▶ Sélection
-.-.-

Peut-être avez-vous lu dans la presse un article disant que les enfants de Maurice Jarre ne pouvaient hériter de lui, contrairement à ce que dit la loi française, qu’ils avaient été déboutés par la Cour Européenne des Droits de l’Homme ? Même si je ne suis pas juriste, j’ai essayé de comprendre ce qui se passe en allant consulter tout d’abord l’arrêt de la Cour de cassation puis ce qu’en disaient les juristes. Car, même s’il est exceptionnel, c’est un sujet auquel les généalogistes peuvent s’intéresser.

Avant de voir cette décision de la CEDH, voyons ce qui s’est passé avant. Dans son arrêt du 27 septembre 2017, la Cour de cassation a donc été́ amenée à se prononcer sur la détermination de la loi applicable à la succession de Maurice Jarre, ressortissant français domicilié et décédé́ dans l’État de Californie.

Après s’être marié le 6 décembre 1984 avec Fui Fong Khong, il rédige dès 1987 un testament pour lui céder ses droits d’auteur. Il constitue ensuite en 1991 avec son épouse un trust family dont ils étaient les deux uniques constituants et administrateurs.

Au décès de Maurice Jarre, le 29 mars 2009 à Los Angeles (Californie), il ressort de son dernier testament, établi le 31 juillet 2008, qu’il entend léguer tous ses biens meubles à son épouse et le reliquat de sa succession au trust, déshéritant par là-même ses trois enfants. Ces derniers ont alors assigné son épouse, la SCI et les sociétés française et américaine la gestion des droits d’auteur sur les fondements juridiques relatifs au droit de prélèvement mais aussi et surtout à la réserve héréditaire : en les privant de leur part réservataire, la loi californienne porterait atteinte à l’ordre public international français. Par un arrêt du 11 mai 2016, la Cour d’appel de Paris a débouté́ les requérants de leurs deux demandes. D’où le pourvoi en cassation.

-.-.-

▶ Consigne donnée 1
D'après la sélection, à quelle date la Cour d'appel de Paris a-t-elle débouté les enfants de Maurice Jarre de leurs demandes ?

Enregistrements des boîtes d'éléments
-.-.-

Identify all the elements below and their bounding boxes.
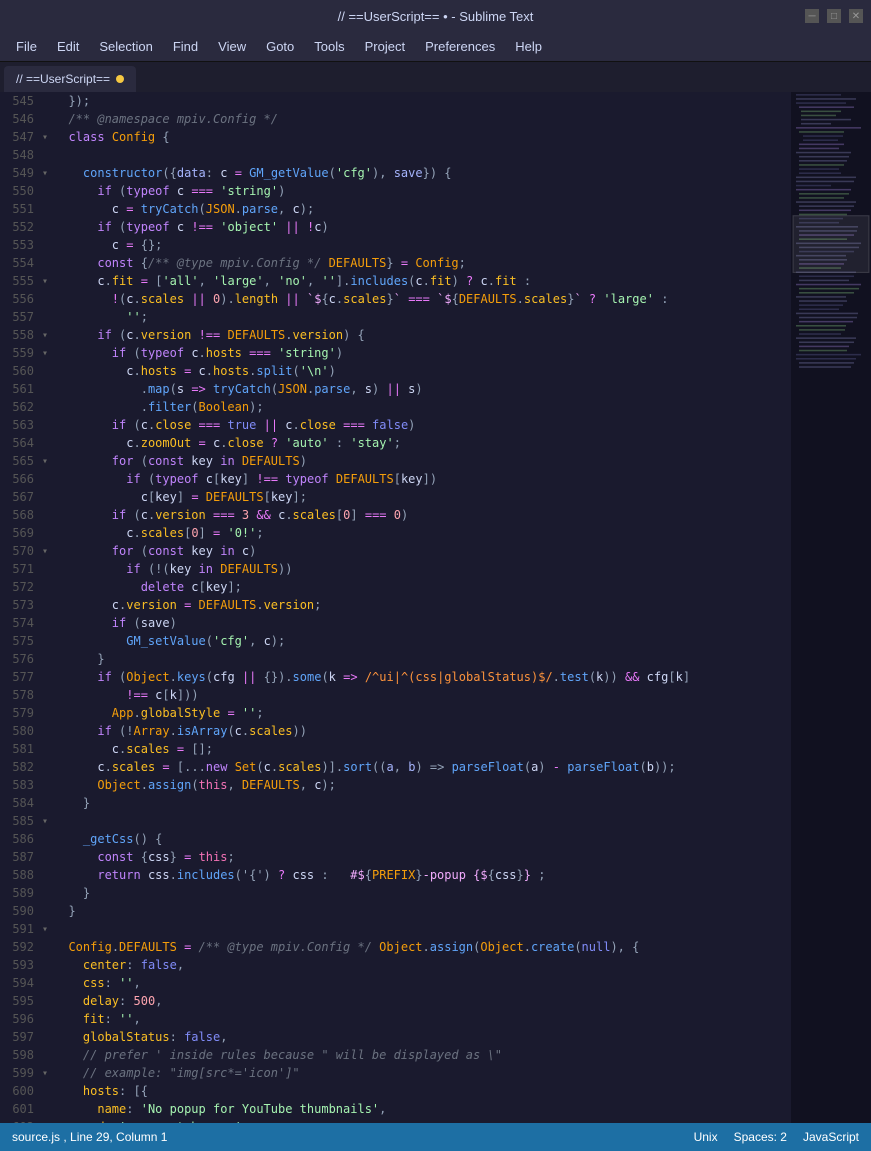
status-language: JavaScript (803, 1130, 859, 1144)
minimize-button[interactable]: ─ (805, 9, 819, 23)
code-line-567: c[key] = DEFAULTS[key]; (54, 488, 791, 506)
code-line-545: }); (54, 92, 791, 110)
tab-modified-indicator (116, 75, 124, 83)
code-line-598: // example: "img[src*='icon']" (54, 1064, 791, 1082)
code-line-559: if (typeof c.hosts === 'string') (54, 344, 791, 362)
menu-view[interactable]: View (210, 35, 254, 58)
code-line-571: if (!(key in DEFAULTS)) (54, 560, 791, 578)
code-line-551: c = tryCatch(JSON.parse, c); (54, 200, 791, 218)
code-line-583: } (54, 794, 791, 812)
code-line-573: c.version = DEFAULTS.version; (54, 596, 791, 614)
code-line-582: Object.assign(this, DEFAULTS, c); (54, 776, 791, 794)
maximize-button[interactable]: □ (827, 9, 841, 23)
code-line-577b: !== c[k])) (54, 686, 791, 704)
code-line-553: c = {}; (54, 236, 791, 254)
code-line-577: if (Object.keys(cfg || {}).some(k => /^u… (54, 668, 791, 686)
code-line-576: } (54, 650, 791, 668)
code-line-593: css: '', (54, 974, 791, 992)
code-line-568: if (c.version === 3 && c.scales[0] === 0… (54, 506, 791, 524)
code-line-564: c.zoomOut = c.close ? 'auto' : 'stay'; (54, 434, 791, 452)
code-line-570: for (const key in c) (54, 542, 791, 560)
status-file-info: source.js , Line 29, Column 1 (12, 1130, 167, 1144)
code-line-555: c.fit = ['all', 'large', 'no', ''].inclu… (54, 272, 791, 290)
menubar: File Edit Selection Find View Goto Tools… (0, 32, 871, 62)
tabbar: // ==UserScript== (0, 62, 871, 92)
menu-project[interactable]: Project (357, 35, 413, 58)
code-line-590 (54, 920, 791, 938)
code-line-554: const {/** @type mpiv.Config */ DEFAULTS… (54, 254, 791, 272)
code-line-585: _getCss() { (54, 830, 791, 848)
code-line-580: c.scales = []; (54, 740, 791, 758)
code-line-552: if (typeof c !== 'object' || !c) (54, 218, 791, 236)
code-line-561: .map(s => tryCatch(JSON.parse, s) || s) (54, 380, 791, 398)
menu-goto[interactable]: Goto (258, 35, 302, 58)
code-line-588: } (54, 884, 791, 902)
code-line-556: !(c.scales || 0).length || `${c.scales}`… (54, 290, 791, 308)
code-line-578: App.globalStyle = ''; (54, 704, 791, 722)
code-line-596: globalStatus: false, (54, 1028, 791, 1046)
code-line-566: if (typeof c[key] !== typeof DEFAULTS[ke… (54, 470, 791, 488)
minimap[interactable] (791, 92, 871, 1123)
code-line-586: const {css} = this; (54, 848, 791, 866)
code-line-572: delete c[key]; (54, 578, 791, 596)
menu-find[interactable]: Find (165, 35, 206, 58)
code-line-587: return css.includes('{') ? css : #${PREF… (54, 866, 791, 884)
code-line-581: c.scales = [...new Set(c.scales)].sort((… (54, 758, 791, 776)
titlebar-title: // ==UserScript== • - Sublime Text (338, 9, 534, 24)
titlebar: // ==UserScript== • - Sublime Text ─ □ ✕ (0, 0, 871, 32)
code-line-549: constructor({data: c = GM_getValue('cfg'… (54, 164, 791, 182)
tab-userscript[interactable]: // ==UserScript== (4, 66, 136, 92)
code-line-563: if (c.close === true || c.close === fals… (54, 416, 791, 434)
code-line-562: .filter(Boolean); (54, 398, 791, 416)
line-gutter: 545 546 547▾ 548 549▾ 550 551 552 553 55… (0, 92, 50, 1123)
minimap-content (791, 92, 871, 1123)
close-button[interactable]: ✕ (849, 9, 863, 23)
code-line-584 (54, 812, 791, 830)
statusbar: source.js , Line 29, Column 1 Unix Space… (0, 1123, 871, 1151)
code-line-600: name: 'No popup for YouTube thumbnails', (54, 1100, 791, 1118)
code-line-591: Config.DEFAULTS = /** @type mpiv.Config … (54, 938, 791, 956)
code-line-557: ''; (54, 308, 791, 326)
window-controls: ─ □ ✕ (805, 9, 863, 23)
code-area[interactable]: }); /** @namespace mpiv.Config */ class … (50, 92, 791, 1123)
code-line-594: delay: 500, (54, 992, 791, 1010)
menu-help[interactable]: Help (507, 35, 550, 58)
tab-label: // ==UserScript== (16, 72, 110, 86)
code-line-546: /** @namespace mpiv.Config */ (54, 110, 791, 128)
code-line-595: fit: '', (54, 1010, 791, 1028)
code-line-589: } (54, 902, 791, 920)
code-line-575: GM_setValue('cfg', c); (54, 632, 791, 650)
status-spaces: Spaces: 2 (734, 1130, 787, 1144)
code-line-560: c.hosts = c.hosts.split('\n') (54, 362, 791, 380)
code-line-597: // prefer ' inside rules because " will … (54, 1046, 791, 1064)
code-line-565: for (const key in DEFAULTS) (54, 452, 791, 470)
menu-tools[interactable]: Tools (306, 35, 352, 58)
menu-file[interactable]: File (8, 35, 45, 58)
menu-preferences[interactable]: Preferences (417, 35, 503, 58)
code-line-579: if (!Array.isArray(c.scales)) (54, 722, 791, 740)
editor: 545 546 547▾ 548 549▾ 550 551 552 553 55… (0, 92, 871, 1123)
code-line-547: class Config { (54, 128, 791, 146)
code-line-599: hosts: [{ (54, 1082, 791, 1100)
code-line-550: if (typeof c === 'string') (54, 182, 791, 200)
status-line-ending: Unix (694, 1130, 718, 1144)
menu-edit[interactable]: Edit (49, 35, 87, 58)
code-line-574: if (save) (54, 614, 791, 632)
code-line-592: center: false, (54, 956, 791, 974)
code-line-558: if (c.version !== DEFAULTS.version) { (54, 326, 791, 344)
code-line-548 (54, 146, 791, 164)
menu-selection[interactable]: Selection (91, 35, 160, 58)
code-line-569: c.scales[0] = '0!'; (54, 524, 791, 542)
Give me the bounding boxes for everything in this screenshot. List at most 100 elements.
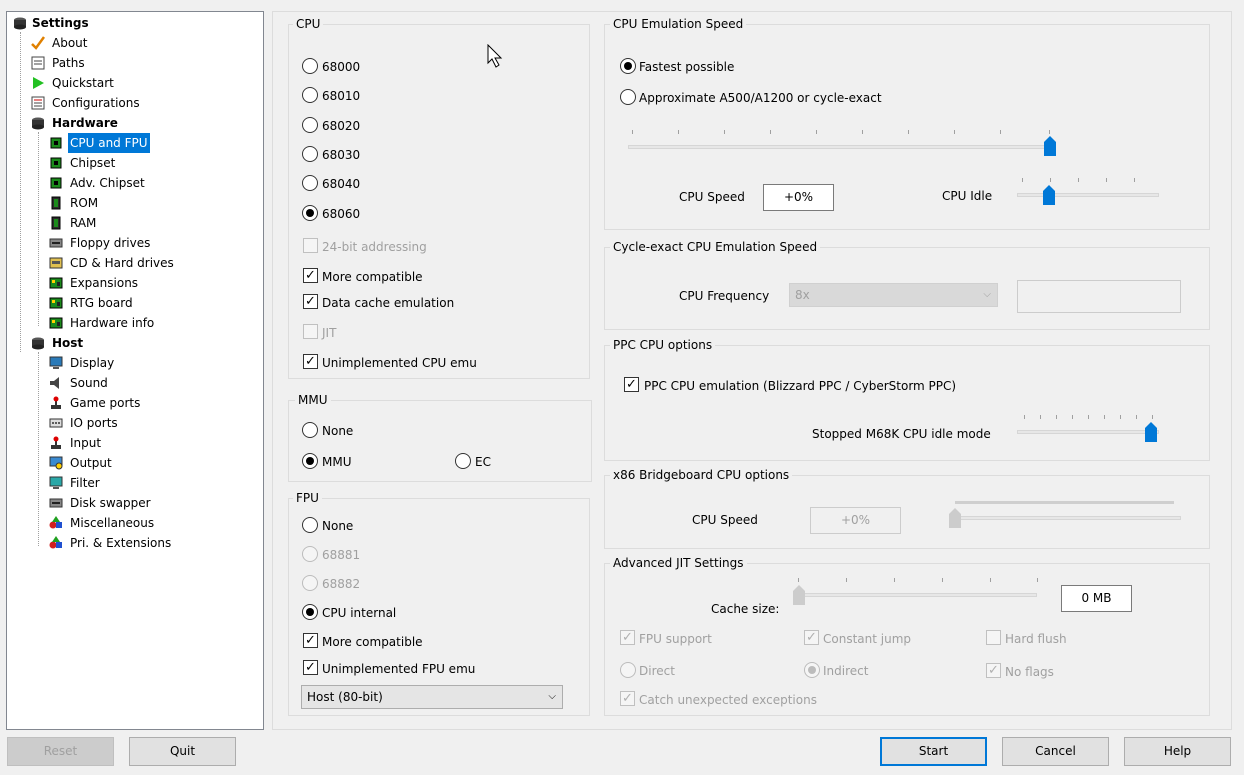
cpu-frequency-field[interactable] bbox=[1017, 280, 1181, 313]
ppc-emulation-label: PPC CPU emulation (Blizzard PPC / CyberS… bbox=[644, 379, 957, 393]
tree-item-label: Chipset bbox=[70, 156, 116, 170]
slider-tick bbox=[1040, 415, 1041, 419]
cpu-speed-field[interactable]: +0% bbox=[763, 184, 834, 211]
slider-tick bbox=[1152, 415, 1153, 419]
tree-item-label: Display bbox=[70, 356, 115, 370]
monitor-icon bbox=[49, 356, 63, 370]
cpu-more-compatible-checkbox[interactable]: ✓ bbox=[303, 268, 318, 283]
ppc-idle-label: Stopped M68K CPU idle mode bbox=[812, 427, 991, 441]
approx-radio[interactable] bbox=[620, 89, 636, 105]
radio-68000[interactable] bbox=[302, 58, 318, 74]
slider-tick bbox=[1104, 415, 1105, 419]
start-button[interactable]: Start bbox=[880, 737, 987, 766]
settings-icon bbox=[13, 16, 27, 30]
tree-item-label: Hardware bbox=[52, 116, 118, 130]
radio-68060[interactable] bbox=[302, 205, 318, 221]
tree-item-label: Settings bbox=[32, 16, 89, 30]
radio-68020[interactable] bbox=[302, 117, 318, 133]
slider-tick bbox=[798, 578, 799, 582]
fpu-unimpl-label: Unimplemented FPU emu bbox=[322, 662, 476, 676]
fpu-internal-radio[interactable] bbox=[302, 604, 318, 620]
fpu-68882-label: 68882 bbox=[322, 577, 361, 591]
cpu-idle-slider[interactable] bbox=[1017, 193, 1159, 197]
jit-hard-flush-checkbox[interactable] bbox=[986, 630, 1001, 645]
shapes-icon bbox=[49, 516, 63, 530]
fpu-more-compatible-checkbox[interactable]: ✓ bbox=[303, 633, 318, 648]
jit-no-flags-checkbox[interactable]: ✓ bbox=[986, 663, 1001, 678]
cpu-unimpl-checkbox[interactable]: ✓ bbox=[303, 354, 318, 369]
radio-68040[interactable] bbox=[302, 175, 318, 191]
x86-speed-slider[interactable] bbox=[955, 516, 1181, 520]
addr24-checkbox[interactable] bbox=[303, 238, 318, 253]
slider-tick bbox=[1072, 415, 1073, 419]
play-icon bbox=[31, 76, 45, 90]
x86-speed-field[interactable]: +0% bbox=[810, 507, 901, 534]
fpu-none-radio[interactable] bbox=[302, 517, 318, 533]
slider-tick bbox=[1106, 178, 1107, 182]
chip-icon bbox=[49, 196, 63, 210]
radio-68010[interactable] bbox=[302, 87, 318, 103]
cache-size-label: Cache size: bbox=[711, 602, 780, 616]
fpu-68882-radio[interactable] bbox=[302, 575, 318, 591]
board-icon bbox=[49, 316, 63, 330]
cache-size-field[interactable]: 0 MB bbox=[1061, 585, 1132, 612]
fastest-radio[interactable] bbox=[620, 58, 636, 74]
cpu-frequency-value: 8x bbox=[795, 288, 810, 302]
ppc-group-title: PPC CPU options bbox=[610, 338, 716, 352]
fastest-label: Fastest possible bbox=[639, 60, 735, 74]
slider-tick bbox=[632, 130, 633, 134]
cancel-button[interactable]: Cancel bbox=[1002, 737, 1109, 766]
slider-tick bbox=[862, 130, 863, 134]
settings-tree[interactable]: Settings About Paths Quickstart Configur… bbox=[6, 11, 264, 730]
ppc-emulation-checkbox[interactable]: ✓ bbox=[624, 377, 639, 392]
jit-catch-checkbox[interactable]: ✓ bbox=[620, 691, 635, 706]
mouse-cursor-icon bbox=[487, 43, 503, 71]
slider-tick bbox=[1000, 130, 1001, 134]
board-icon bbox=[49, 276, 63, 290]
help-button[interactable]: Help bbox=[1124, 737, 1231, 766]
radio-68000-label: 68000 bbox=[322, 60, 361, 74]
fpu-unimpl-checkbox[interactable]: ✓ bbox=[303, 660, 318, 675]
tree-item-label: Expansions bbox=[70, 276, 139, 290]
data-cache-checkbox[interactable]: ✓ bbox=[303, 294, 318, 309]
jit-catch-label: Catch unexpected exceptions bbox=[639, 693, 817, 707]
mmu-radio[interactable] bbox=[302, 453, 318, 469]
jit-fpu-support-checkbox[interactable]: ✓ bbox=[620, 630, 635, 645]
shapes-icon bbox=[49, 536, 63, 550]
jit-indirect-radio[interactable] bbox=[804, 662, 820, 678]
cpu-more-compatible-label: More compatible bbox=[322, 270, 423, 284]
fpu-68881-radio[interactable] bbox=[302, 546, 318, 562]
cpu-frequency-select[interactable]: 8x ⌵ bbox=[789, 283, 998, 307]
tree-item-label: Floppy drives bbox=[70, 236, 151, 250]
fpu-precision-select[interactable]: Host (80-bit) ⌵ bbox=[301, 685, 563, 709]
radio-68060-label: 68060 bbox=[322, 207, 361, 221]
reset-button[interactable]: Reset bbox=[7, 737, 114, 766]
mmu-none-radio[interactable] bbox=[302, 422, 318, 438]
cpu-unimpl-label: Unimplemented CPU emu bbox=[322, 356, 477, 370]
radio-68030-label: 68030 bbox=[322, 148, 361, 162]
radio-68030[interactable] bbox=[302, 146, 318, 162]
ioport-icon bbox=[49, 416, 63, 430]
ppc-idle-slider[interactable] bbox=[1017, 430, 1159, 434]
slider-tick bbox=[1037, 578, 1038, 582]
mmu-ec-radio[interactable] bbox=[455, 453, 471, 469]
joystick-icon bbox=[49, 396, 63, 410]
jit-const-jump-checkbox[interactable]: ✓ bbox=[804, 630, 819, 645]
chip-icon bbox=[49, 216, 63, 230]
tree-item-label: RTG board bbox=[70, 296, 133, 310]
tree-item-label: About bbox=[52, 36, 88, 50]
jit-label: JIT bbox=[322, 326, 337, 340]
speaker-icon bbox=[49, 376, 63, 390]
jit-group-title: Advanced JIT Settings bbox=[610, 556, 747, 570]
disks-icon bbox=[31, 336, 45, 350]
jit-const-jump-label: Constant jump bbox=[823, 632, 912, 646]
mmu-label: MMU bbox=[322, 455, 352, 469]
cache-size-slider[interactable] bbox=[795, 593, 1037, 597]
chip-icon bbox=[49, 136, 63, 150]
jit-direct-radio[interactable] bbox=[620, 662, 636, 678]
cpu-speed-slider[interactable] bbox=[628, 145, 1056, 149]
slider-tick bbox=[724, 130, 725, 134]
jit-checkbox[interactable] bbox=[303, 324, 318, 339]
jit-indirect-label: Indirect bbox=[823, 664, 869, 678]
quit-button[interactable]: Quit bbox=[129, 737, 236, 766]
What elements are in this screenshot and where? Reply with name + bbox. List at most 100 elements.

-.-.-

▶ Consigne donnée 2
Reproduisez à l'identique les lignes des enregistrements, en commençant par celle qui contient « cpu-frequency-field[interactable] bbox=[1017, 280, 1181, 313] » et en vous arrêtant après celle qui contient « settings-icon bbox=[13, 16, 27, 30] ».

▶ Réponse attendue 1
Le 11 mai 2016.

▶ Réponse attendue 2
cpu-frequency-field[interactable] bbox=[1017, 280, 1181, 313]
ppc-emulation-label: PPC CPU emulation (Blizzard PPC / CyberS… bbox=[644, 379, 957, 393]
tree-item-label: Chipset bbox=[70, 156, 116, 170]
slider-tick bbox=[1040, 415, 1041, 419]
cpu-speed-field[interactable]: +0% bbox=[763, 184, 834, 211]
slider-tick bbox=[1152, 415, 1153, 419]
tree-item-label: Display bbox=[70, 356, 115, 370]
monitor-icon bbox=[49, 356, 63, 370]
cpu-more-compatible-checkbox[interactable]: ✓ bbox=[303, 268, 318, 283]
ppc-idle-label: Stopped M68K CPU idle mode bbox=[812, 427, 991, 441]
approx-radio[interactable] bbox=[620, 89, 636, 105]
radio-68000[interactable] bbox=[302, 58, 318, 74]
slider-tick bbox=[1104, 415, 1105, 419]
start-button[interactable]: Start bbox=[880, 737, 987, 766]
settings-icon bbox=[13, 16, 27, 30]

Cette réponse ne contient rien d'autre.